[Extracts from a graphics dataset]
^^^^^^^^^^^^^^^^
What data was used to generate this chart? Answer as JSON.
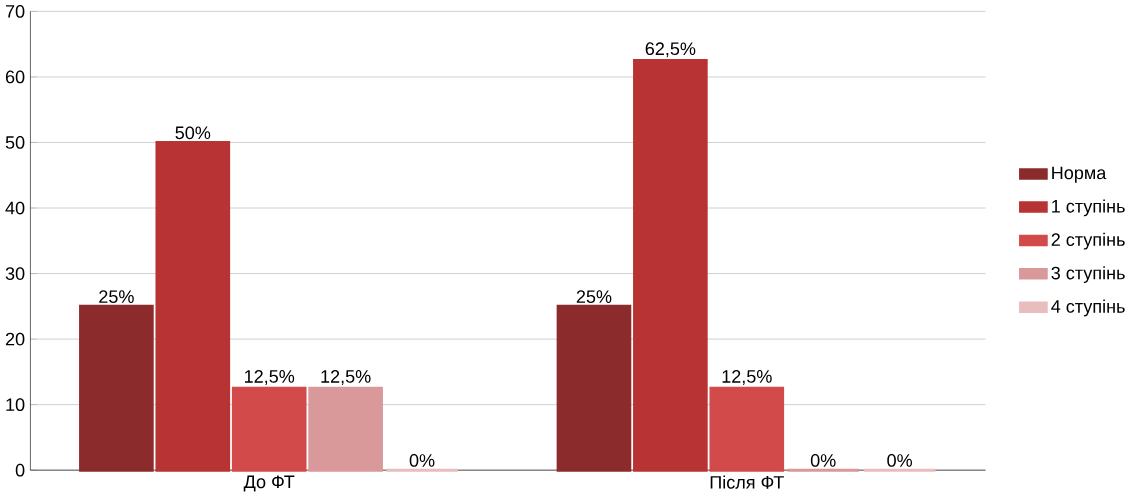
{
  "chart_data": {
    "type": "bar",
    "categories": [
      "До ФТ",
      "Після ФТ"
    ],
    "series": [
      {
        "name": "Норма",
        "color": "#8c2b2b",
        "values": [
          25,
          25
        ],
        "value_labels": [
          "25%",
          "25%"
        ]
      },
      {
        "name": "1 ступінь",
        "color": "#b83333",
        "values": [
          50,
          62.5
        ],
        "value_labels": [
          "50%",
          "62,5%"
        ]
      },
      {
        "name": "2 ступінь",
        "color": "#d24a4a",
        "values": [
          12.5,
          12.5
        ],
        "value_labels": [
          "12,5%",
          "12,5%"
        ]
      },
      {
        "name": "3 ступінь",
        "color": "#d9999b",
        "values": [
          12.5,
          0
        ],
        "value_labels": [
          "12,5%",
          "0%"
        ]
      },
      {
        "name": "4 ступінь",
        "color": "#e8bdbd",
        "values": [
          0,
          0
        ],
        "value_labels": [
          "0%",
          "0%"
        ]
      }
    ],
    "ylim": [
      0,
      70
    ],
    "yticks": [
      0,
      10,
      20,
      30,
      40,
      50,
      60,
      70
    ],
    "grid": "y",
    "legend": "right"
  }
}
^^^^^^^^^^^^^^^^
• [The request] From the data above, copy each line where the string "ступінь" appears.

• [Final result]
        "name": "1 ступінь",
        "name": "2 ступінь",
        "name": "3 ступінь",
        "name": "4 ступінь",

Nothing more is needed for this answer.